▶ **Information shown**

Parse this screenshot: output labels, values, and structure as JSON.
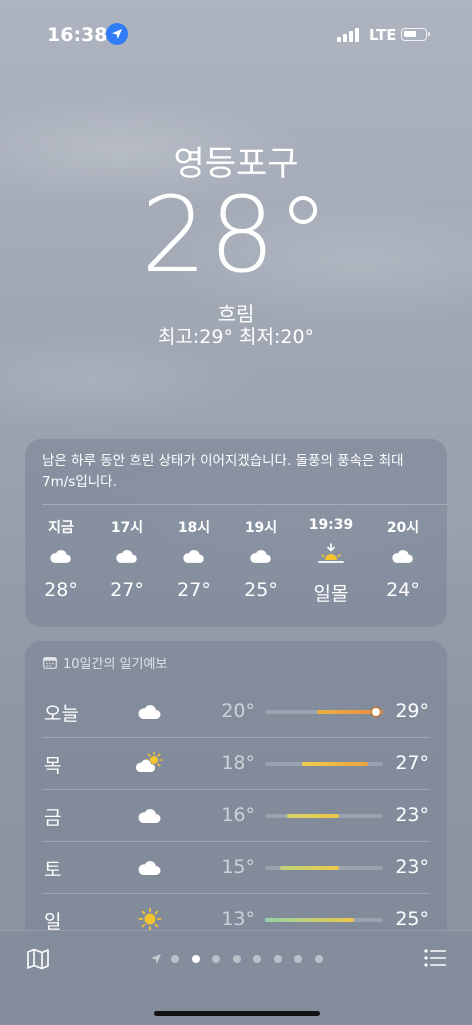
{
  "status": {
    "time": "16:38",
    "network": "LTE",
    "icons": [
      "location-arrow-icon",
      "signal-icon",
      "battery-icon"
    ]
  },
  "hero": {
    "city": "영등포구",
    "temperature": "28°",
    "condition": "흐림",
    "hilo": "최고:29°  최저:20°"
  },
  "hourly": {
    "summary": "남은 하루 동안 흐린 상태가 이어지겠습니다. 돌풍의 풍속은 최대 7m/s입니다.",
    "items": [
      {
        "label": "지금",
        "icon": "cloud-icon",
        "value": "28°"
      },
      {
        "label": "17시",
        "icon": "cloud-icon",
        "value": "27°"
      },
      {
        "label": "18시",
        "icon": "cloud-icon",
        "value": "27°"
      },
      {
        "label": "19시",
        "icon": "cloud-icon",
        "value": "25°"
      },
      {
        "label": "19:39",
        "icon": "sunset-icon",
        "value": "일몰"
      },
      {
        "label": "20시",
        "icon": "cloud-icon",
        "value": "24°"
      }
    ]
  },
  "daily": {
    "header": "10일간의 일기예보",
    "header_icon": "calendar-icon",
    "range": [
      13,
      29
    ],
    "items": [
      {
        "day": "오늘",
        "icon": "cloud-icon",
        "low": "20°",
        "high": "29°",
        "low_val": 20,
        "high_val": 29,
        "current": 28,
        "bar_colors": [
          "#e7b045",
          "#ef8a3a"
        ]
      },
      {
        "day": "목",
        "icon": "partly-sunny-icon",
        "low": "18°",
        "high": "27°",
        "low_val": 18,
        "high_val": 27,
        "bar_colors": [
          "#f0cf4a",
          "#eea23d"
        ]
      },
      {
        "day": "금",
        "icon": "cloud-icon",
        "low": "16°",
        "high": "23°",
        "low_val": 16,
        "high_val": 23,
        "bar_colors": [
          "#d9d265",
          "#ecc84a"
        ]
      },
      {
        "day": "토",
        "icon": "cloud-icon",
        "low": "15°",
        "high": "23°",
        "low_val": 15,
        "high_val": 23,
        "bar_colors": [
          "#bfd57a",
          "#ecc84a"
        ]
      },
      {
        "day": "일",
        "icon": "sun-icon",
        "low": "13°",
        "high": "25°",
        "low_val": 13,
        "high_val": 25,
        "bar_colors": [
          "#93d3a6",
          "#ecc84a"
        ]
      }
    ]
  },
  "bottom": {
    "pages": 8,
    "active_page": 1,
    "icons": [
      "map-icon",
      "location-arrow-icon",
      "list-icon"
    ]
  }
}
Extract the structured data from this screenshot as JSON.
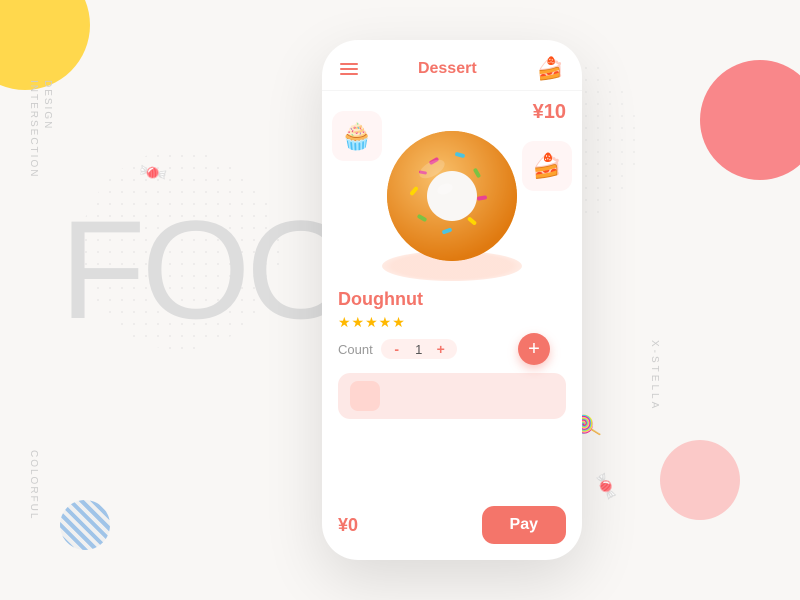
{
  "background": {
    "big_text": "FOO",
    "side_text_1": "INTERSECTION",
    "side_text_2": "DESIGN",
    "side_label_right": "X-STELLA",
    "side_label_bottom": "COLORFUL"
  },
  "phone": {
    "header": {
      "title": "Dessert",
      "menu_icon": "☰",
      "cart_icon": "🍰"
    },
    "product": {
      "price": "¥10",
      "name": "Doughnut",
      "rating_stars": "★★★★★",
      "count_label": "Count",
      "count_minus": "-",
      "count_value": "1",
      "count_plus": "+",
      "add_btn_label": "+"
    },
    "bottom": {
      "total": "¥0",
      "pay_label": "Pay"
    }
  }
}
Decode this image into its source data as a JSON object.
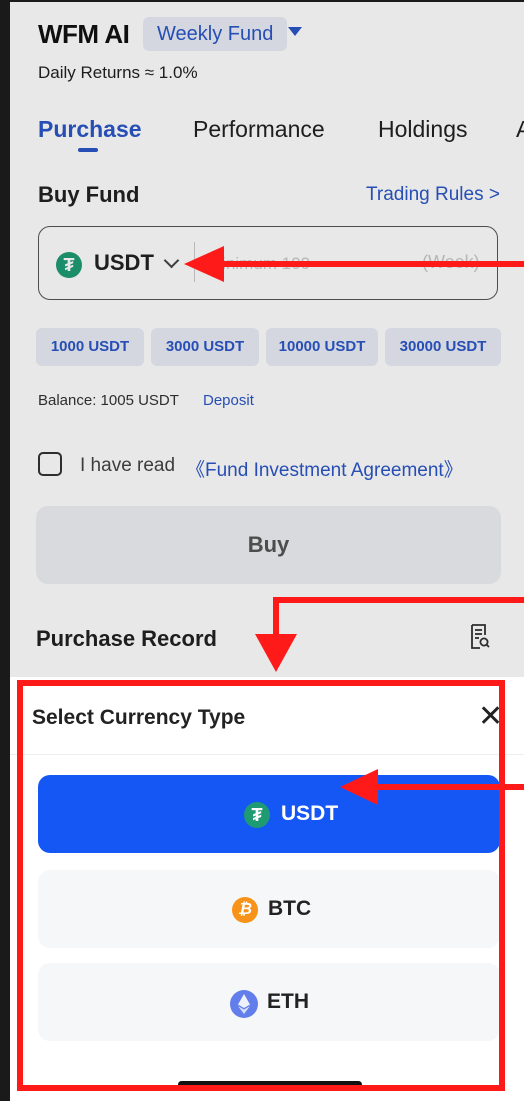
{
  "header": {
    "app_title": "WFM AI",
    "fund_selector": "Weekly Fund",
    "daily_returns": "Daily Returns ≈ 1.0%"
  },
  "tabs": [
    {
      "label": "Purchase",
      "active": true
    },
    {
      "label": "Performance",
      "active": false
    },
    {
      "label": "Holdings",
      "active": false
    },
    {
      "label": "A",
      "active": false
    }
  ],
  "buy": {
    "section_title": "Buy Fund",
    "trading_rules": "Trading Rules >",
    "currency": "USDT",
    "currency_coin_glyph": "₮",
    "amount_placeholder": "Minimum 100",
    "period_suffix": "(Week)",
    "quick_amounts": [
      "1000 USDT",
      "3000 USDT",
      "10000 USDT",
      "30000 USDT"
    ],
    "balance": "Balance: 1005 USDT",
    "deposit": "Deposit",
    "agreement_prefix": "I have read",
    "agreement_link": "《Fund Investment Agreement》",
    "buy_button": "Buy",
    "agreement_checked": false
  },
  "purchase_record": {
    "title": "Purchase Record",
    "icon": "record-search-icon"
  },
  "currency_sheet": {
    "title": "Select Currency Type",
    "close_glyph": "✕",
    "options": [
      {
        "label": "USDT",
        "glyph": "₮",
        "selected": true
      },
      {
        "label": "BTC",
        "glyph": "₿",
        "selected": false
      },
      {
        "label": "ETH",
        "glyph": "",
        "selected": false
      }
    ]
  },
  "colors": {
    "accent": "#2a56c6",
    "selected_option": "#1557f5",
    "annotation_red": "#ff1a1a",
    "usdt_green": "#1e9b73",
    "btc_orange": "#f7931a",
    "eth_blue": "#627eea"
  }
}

...

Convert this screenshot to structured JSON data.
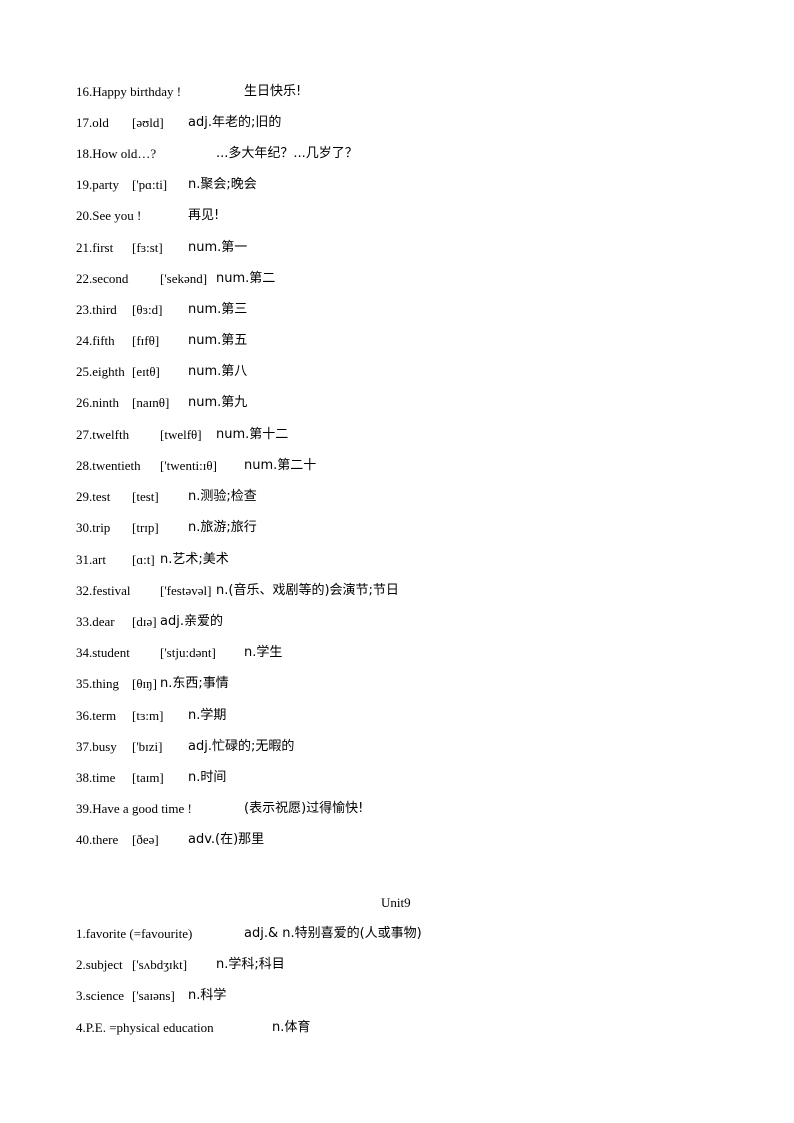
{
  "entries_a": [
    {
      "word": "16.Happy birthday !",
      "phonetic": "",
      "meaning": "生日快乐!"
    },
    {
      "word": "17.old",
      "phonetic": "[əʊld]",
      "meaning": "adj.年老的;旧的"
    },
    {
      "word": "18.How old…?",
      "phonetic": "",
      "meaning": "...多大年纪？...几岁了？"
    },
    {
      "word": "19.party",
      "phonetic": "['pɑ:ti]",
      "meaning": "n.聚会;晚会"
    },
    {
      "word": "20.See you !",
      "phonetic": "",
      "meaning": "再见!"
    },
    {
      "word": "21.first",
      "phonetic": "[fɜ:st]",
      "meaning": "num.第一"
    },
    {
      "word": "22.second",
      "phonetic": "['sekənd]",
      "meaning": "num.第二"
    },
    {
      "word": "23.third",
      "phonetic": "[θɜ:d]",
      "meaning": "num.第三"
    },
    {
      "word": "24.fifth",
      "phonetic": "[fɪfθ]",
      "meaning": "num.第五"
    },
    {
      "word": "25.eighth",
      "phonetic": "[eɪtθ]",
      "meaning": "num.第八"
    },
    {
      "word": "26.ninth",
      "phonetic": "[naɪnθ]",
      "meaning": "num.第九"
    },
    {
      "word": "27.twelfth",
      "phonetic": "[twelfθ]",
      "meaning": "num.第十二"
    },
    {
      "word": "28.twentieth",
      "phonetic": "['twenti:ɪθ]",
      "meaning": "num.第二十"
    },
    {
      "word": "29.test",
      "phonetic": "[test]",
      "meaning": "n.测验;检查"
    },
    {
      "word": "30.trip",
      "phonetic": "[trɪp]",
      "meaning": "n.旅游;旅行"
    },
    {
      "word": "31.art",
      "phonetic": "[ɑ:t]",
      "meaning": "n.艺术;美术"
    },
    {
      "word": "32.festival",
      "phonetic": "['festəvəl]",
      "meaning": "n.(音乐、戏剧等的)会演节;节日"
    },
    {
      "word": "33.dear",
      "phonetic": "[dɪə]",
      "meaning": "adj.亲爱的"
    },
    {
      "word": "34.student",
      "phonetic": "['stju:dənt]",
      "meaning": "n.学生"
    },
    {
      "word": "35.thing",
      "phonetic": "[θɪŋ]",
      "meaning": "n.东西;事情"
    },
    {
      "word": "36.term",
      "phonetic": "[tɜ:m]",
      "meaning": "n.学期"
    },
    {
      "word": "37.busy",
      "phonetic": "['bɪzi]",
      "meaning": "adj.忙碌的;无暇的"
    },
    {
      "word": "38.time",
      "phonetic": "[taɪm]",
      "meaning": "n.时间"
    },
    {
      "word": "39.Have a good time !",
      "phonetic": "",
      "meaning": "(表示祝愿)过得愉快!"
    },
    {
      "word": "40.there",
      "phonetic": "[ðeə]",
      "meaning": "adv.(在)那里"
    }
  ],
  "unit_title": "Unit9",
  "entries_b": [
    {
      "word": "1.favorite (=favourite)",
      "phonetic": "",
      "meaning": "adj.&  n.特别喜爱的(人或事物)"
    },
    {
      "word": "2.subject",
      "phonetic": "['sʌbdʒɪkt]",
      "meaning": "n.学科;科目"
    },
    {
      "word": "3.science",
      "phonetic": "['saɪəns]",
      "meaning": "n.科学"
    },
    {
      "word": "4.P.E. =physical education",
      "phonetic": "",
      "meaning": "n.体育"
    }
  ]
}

▶ **Aim**
Copy each line of the listing that includes "data".

▶ **Complete output**
Extract the structured data from this screenshot as JSON.
Decode this image into its source data as a JSON object.
Convert this screenshot to structured JSON data.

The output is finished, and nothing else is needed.